■ Written exercise: Provide only the number of lines in the listing that contain the string "ΑΠΟΣΤΑΣΗ".

####

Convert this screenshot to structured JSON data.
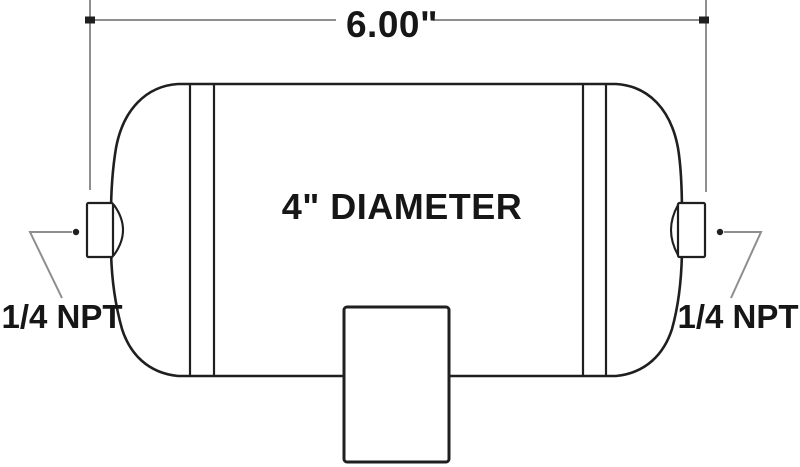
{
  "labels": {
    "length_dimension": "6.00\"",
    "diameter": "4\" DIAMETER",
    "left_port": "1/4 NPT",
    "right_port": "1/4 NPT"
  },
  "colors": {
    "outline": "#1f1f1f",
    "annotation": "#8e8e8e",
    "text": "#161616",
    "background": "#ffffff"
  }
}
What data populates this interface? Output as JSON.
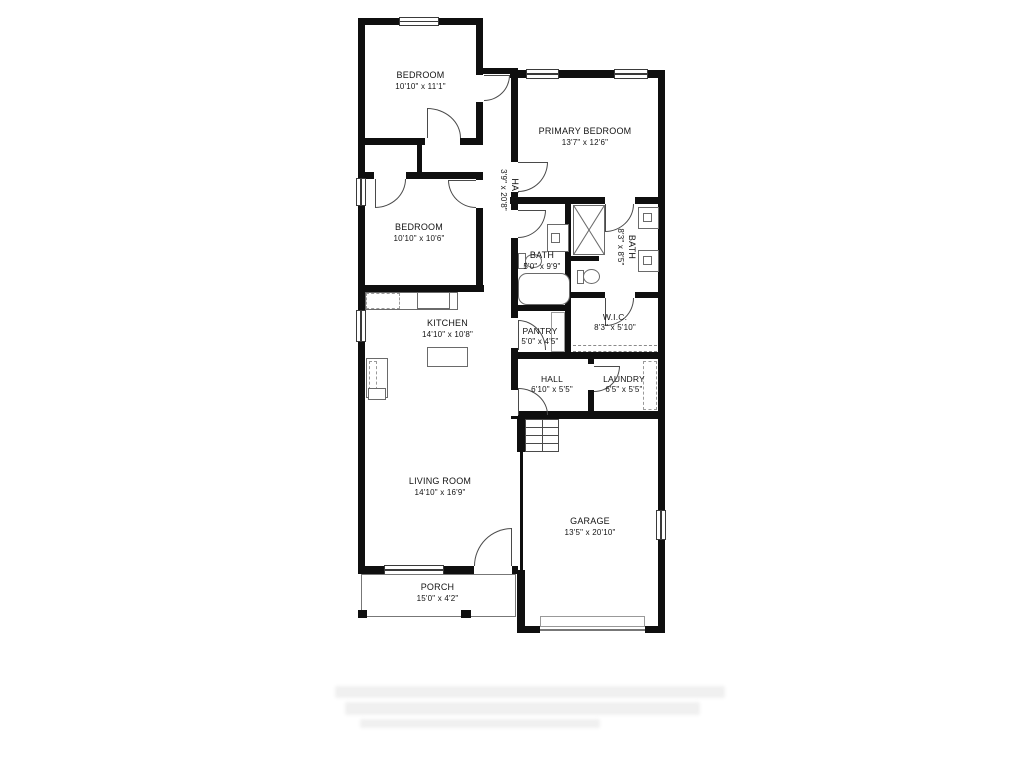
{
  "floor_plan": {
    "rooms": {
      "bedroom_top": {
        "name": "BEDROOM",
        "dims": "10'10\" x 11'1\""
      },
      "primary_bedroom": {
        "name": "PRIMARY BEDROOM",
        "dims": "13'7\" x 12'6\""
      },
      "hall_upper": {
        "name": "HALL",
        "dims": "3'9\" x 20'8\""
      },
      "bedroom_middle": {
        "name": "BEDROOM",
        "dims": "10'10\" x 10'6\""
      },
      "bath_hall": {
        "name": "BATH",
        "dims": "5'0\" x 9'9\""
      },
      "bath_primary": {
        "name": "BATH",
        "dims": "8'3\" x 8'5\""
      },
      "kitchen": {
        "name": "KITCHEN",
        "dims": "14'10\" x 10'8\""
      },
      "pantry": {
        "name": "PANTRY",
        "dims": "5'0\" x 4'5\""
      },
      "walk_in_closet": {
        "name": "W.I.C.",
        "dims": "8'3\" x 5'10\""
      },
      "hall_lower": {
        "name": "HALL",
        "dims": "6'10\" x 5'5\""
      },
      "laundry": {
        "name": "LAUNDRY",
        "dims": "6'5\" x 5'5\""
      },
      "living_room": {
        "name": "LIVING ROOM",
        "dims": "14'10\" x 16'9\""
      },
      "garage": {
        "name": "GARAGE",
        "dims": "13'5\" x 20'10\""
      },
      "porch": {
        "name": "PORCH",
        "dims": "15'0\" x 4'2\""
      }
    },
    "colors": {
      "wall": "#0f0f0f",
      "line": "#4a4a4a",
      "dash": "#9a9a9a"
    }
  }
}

####

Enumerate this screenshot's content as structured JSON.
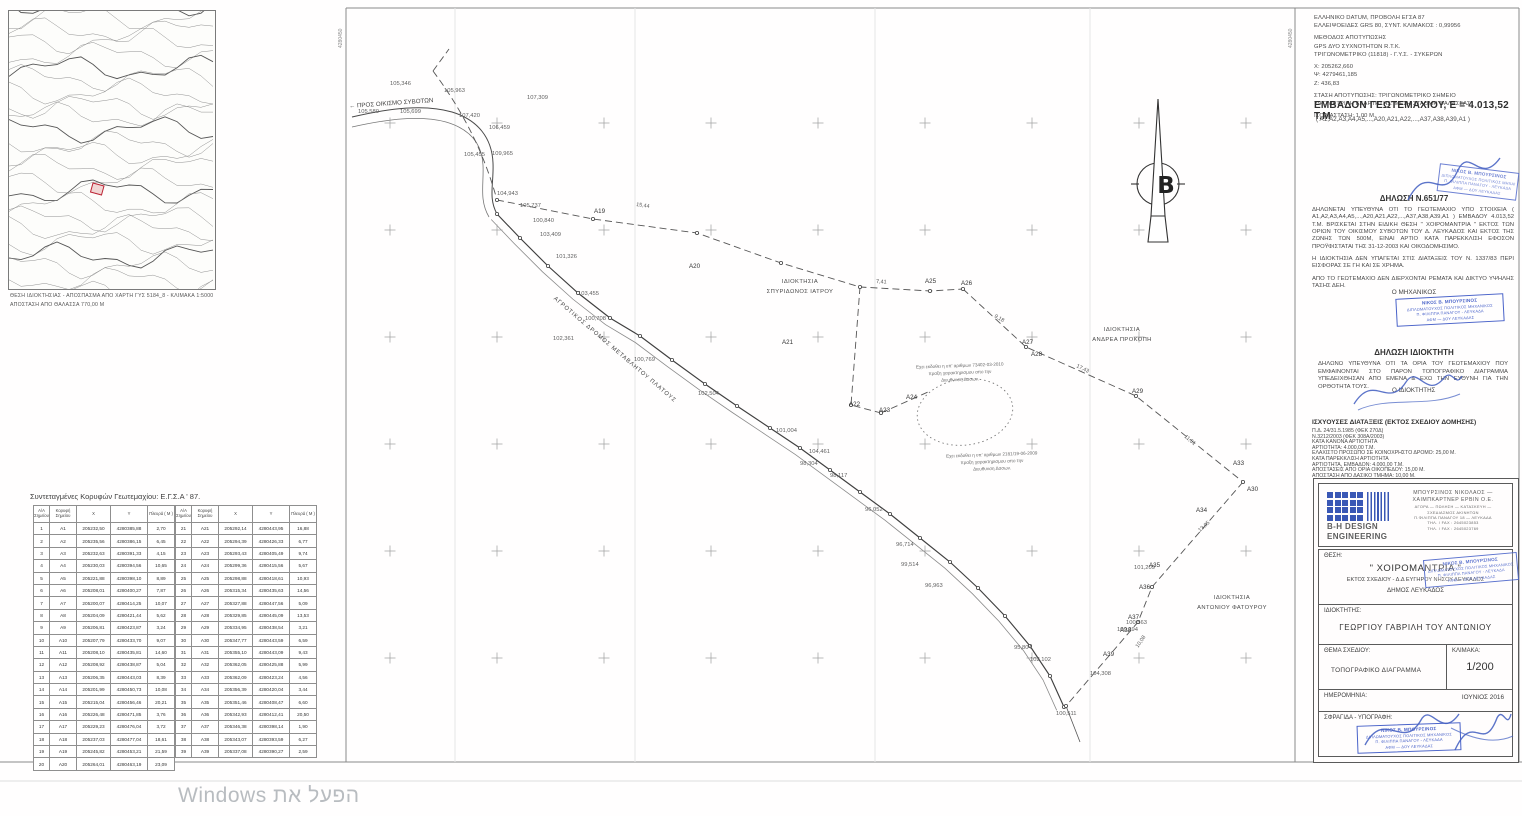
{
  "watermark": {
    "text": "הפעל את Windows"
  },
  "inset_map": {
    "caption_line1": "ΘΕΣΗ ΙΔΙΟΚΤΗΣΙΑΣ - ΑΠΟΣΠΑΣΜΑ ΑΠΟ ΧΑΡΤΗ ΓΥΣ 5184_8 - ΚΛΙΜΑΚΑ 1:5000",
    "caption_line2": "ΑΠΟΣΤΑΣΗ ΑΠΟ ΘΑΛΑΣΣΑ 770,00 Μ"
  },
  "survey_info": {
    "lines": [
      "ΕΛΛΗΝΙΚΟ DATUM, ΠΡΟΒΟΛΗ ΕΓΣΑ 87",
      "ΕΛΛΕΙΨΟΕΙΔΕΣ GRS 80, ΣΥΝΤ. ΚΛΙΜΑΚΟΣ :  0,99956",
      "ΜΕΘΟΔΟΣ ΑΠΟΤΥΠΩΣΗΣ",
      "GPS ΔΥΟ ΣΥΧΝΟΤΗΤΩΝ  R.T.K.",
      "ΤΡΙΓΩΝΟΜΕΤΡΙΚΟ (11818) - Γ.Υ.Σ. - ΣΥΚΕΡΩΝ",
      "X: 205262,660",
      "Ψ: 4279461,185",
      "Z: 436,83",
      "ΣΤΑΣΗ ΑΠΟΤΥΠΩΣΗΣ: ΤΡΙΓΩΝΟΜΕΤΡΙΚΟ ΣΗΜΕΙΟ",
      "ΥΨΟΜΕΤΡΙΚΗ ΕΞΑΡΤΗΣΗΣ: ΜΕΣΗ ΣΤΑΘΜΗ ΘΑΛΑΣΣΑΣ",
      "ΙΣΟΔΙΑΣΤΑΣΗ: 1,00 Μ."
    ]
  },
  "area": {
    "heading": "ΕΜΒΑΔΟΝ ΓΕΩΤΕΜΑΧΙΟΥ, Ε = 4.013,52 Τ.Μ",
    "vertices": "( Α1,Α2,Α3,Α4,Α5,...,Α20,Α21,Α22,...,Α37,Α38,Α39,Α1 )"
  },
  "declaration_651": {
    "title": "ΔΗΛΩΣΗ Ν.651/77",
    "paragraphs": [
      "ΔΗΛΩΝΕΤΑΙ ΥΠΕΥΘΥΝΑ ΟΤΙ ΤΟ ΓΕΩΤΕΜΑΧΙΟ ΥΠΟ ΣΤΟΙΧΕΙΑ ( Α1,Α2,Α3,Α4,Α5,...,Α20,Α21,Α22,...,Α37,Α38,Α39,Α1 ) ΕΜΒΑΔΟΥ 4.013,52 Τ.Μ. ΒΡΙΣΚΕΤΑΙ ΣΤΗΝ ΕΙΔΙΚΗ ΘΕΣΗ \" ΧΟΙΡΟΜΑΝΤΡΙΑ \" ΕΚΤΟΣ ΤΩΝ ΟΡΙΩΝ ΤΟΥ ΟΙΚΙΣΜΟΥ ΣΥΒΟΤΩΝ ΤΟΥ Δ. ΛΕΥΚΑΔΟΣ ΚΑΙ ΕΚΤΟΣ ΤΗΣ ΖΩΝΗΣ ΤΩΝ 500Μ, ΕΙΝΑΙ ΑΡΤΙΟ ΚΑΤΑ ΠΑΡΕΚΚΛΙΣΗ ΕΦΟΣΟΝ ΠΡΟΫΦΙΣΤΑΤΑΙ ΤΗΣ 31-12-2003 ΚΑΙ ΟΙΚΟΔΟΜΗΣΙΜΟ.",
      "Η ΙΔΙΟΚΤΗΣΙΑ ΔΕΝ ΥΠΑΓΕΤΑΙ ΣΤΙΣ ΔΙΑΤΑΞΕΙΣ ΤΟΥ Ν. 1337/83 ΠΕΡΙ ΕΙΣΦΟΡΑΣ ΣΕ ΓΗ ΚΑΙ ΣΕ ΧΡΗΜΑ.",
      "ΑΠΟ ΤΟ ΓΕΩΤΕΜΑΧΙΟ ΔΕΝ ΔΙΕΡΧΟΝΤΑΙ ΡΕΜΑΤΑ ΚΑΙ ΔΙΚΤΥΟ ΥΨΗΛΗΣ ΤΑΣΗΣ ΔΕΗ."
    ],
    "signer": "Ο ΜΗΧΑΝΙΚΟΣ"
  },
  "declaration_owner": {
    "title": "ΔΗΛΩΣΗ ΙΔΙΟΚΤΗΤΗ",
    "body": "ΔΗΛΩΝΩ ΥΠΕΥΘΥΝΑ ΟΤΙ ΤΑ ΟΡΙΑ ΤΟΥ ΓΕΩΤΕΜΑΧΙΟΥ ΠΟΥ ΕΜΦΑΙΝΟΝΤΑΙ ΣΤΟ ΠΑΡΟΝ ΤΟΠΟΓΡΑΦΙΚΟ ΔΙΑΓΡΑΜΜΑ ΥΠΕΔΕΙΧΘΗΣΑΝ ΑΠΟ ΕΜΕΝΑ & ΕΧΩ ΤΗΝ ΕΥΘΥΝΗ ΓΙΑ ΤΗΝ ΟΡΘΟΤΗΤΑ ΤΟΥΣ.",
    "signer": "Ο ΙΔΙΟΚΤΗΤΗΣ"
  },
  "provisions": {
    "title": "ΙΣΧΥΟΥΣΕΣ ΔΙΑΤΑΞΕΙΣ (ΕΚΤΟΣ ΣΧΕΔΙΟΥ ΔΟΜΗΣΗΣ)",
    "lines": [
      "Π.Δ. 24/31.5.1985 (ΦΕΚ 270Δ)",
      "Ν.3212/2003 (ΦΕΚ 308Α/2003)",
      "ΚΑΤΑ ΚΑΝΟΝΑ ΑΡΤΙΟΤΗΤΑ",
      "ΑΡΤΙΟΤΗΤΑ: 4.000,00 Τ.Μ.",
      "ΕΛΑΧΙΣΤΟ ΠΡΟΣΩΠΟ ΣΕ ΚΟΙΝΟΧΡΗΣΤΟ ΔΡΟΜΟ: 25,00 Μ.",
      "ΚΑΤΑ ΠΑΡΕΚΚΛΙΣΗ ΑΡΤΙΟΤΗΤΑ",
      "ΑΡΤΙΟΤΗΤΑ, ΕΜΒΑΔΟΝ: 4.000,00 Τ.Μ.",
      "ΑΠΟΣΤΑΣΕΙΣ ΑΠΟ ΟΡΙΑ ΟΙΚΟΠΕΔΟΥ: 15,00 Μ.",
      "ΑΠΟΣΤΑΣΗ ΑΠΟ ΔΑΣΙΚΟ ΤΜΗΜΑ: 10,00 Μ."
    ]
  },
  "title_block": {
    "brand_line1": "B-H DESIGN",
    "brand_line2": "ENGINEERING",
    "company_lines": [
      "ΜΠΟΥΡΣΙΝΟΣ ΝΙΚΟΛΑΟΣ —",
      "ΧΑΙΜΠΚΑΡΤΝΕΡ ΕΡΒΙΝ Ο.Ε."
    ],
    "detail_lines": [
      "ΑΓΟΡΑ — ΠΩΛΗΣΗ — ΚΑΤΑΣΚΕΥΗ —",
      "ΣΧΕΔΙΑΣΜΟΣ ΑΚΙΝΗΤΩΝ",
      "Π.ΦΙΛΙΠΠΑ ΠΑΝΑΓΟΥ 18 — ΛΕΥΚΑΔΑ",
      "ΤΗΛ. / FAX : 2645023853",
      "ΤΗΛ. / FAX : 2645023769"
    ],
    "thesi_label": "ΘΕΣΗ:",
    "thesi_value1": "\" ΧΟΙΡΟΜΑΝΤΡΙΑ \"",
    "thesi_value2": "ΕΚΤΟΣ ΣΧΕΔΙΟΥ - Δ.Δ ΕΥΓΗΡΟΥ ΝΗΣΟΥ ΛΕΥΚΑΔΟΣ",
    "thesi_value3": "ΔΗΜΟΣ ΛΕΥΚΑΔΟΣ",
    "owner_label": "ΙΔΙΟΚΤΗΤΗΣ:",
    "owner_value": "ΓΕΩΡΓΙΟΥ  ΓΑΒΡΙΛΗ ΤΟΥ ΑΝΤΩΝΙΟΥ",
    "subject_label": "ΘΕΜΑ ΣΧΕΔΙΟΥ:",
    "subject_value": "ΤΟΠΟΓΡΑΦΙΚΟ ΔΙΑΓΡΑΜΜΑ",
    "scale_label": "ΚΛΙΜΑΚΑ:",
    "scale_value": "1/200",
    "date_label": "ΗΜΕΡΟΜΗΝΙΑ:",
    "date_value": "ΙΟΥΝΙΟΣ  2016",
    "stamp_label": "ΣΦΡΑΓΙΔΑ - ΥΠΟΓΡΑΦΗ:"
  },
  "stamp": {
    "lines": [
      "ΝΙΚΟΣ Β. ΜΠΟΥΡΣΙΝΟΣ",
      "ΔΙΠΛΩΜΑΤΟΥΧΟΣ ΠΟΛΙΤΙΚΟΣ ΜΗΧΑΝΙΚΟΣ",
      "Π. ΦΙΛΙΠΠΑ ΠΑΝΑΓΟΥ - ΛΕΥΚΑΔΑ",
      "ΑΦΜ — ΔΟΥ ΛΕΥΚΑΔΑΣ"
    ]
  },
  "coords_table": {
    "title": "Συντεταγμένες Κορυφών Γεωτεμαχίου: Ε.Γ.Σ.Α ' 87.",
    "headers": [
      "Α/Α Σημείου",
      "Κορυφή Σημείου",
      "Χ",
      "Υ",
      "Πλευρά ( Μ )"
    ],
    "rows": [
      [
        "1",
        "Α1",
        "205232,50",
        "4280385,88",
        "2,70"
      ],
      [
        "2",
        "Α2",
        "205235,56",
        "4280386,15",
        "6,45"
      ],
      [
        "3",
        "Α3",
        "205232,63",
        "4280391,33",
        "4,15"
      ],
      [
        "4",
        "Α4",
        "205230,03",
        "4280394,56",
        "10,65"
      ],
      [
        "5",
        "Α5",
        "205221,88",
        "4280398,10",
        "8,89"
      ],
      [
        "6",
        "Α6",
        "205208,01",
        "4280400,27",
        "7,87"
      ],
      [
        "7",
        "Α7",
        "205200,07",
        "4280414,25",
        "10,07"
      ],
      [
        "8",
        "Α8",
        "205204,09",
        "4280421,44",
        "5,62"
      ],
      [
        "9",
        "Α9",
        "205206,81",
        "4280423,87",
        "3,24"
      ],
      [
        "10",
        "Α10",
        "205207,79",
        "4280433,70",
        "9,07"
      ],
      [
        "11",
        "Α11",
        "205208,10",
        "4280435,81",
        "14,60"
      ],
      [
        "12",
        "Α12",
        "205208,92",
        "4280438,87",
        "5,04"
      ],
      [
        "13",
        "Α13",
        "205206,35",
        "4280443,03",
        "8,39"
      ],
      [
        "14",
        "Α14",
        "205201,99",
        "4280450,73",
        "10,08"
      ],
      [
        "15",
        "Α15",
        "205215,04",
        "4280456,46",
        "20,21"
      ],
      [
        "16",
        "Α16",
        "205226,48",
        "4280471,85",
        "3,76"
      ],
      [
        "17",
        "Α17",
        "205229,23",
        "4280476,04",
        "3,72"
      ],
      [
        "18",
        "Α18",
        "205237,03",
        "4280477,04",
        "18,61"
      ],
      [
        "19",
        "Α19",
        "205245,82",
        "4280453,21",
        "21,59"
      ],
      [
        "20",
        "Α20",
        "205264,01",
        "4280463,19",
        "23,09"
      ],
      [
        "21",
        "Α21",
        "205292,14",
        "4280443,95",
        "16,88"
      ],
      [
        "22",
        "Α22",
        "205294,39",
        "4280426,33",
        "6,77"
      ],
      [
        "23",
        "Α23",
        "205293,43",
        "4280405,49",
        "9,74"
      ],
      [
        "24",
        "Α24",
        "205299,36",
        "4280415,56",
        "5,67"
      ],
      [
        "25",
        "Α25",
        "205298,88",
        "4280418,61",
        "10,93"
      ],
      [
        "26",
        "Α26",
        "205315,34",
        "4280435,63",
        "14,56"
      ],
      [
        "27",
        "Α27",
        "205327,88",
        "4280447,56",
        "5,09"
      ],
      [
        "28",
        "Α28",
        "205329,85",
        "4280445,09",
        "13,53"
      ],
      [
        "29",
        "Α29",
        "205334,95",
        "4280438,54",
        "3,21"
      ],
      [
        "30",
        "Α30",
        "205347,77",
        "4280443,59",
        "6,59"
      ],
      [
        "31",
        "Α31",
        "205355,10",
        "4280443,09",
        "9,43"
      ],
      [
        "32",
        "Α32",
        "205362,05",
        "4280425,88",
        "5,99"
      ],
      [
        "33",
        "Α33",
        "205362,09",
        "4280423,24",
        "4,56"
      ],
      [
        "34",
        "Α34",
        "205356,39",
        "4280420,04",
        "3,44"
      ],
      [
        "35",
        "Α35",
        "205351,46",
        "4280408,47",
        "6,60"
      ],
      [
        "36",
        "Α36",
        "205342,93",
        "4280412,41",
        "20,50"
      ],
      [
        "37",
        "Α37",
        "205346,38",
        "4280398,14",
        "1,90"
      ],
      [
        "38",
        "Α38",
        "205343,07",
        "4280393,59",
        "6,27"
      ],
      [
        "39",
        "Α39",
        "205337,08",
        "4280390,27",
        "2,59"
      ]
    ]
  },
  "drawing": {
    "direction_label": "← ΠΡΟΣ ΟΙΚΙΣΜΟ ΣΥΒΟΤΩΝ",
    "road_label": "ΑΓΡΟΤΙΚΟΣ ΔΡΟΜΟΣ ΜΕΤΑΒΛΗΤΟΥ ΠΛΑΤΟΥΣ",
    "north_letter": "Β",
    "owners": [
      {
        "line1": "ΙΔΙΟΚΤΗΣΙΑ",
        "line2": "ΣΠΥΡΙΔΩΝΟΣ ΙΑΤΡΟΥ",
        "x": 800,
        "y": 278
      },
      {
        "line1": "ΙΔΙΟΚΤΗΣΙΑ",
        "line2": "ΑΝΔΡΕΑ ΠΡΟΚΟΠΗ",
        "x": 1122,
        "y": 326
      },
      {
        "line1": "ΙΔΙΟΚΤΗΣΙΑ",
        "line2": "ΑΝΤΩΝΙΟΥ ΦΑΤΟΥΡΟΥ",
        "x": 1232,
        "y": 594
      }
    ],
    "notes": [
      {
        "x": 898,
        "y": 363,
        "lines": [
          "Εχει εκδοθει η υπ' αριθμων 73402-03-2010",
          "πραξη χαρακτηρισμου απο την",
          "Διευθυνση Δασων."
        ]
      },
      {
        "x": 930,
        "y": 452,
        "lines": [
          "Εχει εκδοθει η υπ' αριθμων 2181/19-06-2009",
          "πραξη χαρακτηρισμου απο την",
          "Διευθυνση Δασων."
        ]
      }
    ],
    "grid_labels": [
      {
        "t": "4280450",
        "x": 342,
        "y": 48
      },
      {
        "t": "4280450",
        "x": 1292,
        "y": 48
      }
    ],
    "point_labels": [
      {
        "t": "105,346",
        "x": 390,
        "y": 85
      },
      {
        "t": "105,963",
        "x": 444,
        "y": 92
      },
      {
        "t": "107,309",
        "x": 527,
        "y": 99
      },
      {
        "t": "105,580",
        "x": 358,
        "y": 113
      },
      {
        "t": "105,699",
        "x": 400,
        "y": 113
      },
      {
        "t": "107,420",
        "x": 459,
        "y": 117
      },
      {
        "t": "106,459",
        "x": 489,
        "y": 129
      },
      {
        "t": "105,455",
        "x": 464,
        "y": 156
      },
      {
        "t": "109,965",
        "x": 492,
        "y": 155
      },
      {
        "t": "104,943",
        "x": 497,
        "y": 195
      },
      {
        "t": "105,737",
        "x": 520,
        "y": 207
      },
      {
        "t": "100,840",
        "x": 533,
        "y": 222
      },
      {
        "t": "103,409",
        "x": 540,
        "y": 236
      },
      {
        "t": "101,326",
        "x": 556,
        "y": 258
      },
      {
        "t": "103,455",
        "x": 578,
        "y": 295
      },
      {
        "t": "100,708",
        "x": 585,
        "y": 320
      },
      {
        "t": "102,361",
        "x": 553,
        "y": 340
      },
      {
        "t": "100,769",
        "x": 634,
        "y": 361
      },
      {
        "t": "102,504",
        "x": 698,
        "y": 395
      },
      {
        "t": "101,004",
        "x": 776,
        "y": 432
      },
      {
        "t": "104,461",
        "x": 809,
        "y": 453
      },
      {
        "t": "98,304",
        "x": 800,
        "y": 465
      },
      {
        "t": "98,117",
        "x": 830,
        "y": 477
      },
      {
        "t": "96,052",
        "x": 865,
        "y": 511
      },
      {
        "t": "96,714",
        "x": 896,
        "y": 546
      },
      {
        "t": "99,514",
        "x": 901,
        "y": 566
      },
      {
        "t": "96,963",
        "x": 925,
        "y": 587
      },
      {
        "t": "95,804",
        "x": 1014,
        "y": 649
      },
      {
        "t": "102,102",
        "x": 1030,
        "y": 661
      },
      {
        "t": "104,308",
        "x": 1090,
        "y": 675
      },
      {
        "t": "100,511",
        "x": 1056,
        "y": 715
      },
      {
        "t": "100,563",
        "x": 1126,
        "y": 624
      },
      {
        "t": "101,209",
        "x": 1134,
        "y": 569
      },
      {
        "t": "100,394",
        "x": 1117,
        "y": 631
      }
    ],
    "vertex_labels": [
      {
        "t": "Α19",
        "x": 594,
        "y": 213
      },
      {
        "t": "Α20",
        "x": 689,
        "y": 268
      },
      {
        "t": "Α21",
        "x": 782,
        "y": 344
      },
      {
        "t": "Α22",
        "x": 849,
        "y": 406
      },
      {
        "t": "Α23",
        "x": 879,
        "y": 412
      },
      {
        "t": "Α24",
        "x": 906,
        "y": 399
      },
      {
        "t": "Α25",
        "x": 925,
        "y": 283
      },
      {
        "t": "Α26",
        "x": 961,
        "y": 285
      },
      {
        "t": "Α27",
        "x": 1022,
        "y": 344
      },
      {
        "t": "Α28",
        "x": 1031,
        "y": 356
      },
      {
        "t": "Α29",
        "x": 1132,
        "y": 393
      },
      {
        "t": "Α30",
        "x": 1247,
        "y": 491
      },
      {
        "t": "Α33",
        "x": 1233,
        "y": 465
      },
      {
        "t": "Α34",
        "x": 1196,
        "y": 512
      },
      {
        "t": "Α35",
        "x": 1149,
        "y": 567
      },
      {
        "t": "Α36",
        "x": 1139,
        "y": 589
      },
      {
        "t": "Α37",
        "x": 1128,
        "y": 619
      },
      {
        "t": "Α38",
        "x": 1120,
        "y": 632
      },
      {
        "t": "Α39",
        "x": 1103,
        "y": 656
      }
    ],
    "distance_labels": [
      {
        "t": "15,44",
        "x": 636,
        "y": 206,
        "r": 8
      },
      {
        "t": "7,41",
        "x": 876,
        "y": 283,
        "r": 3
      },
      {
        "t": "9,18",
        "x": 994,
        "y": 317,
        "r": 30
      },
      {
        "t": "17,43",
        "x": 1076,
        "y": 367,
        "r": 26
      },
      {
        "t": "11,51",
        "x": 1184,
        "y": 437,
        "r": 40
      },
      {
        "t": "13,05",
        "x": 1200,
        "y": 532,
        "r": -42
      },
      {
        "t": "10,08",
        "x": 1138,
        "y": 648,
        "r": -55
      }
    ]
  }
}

####

■ Correct response: 2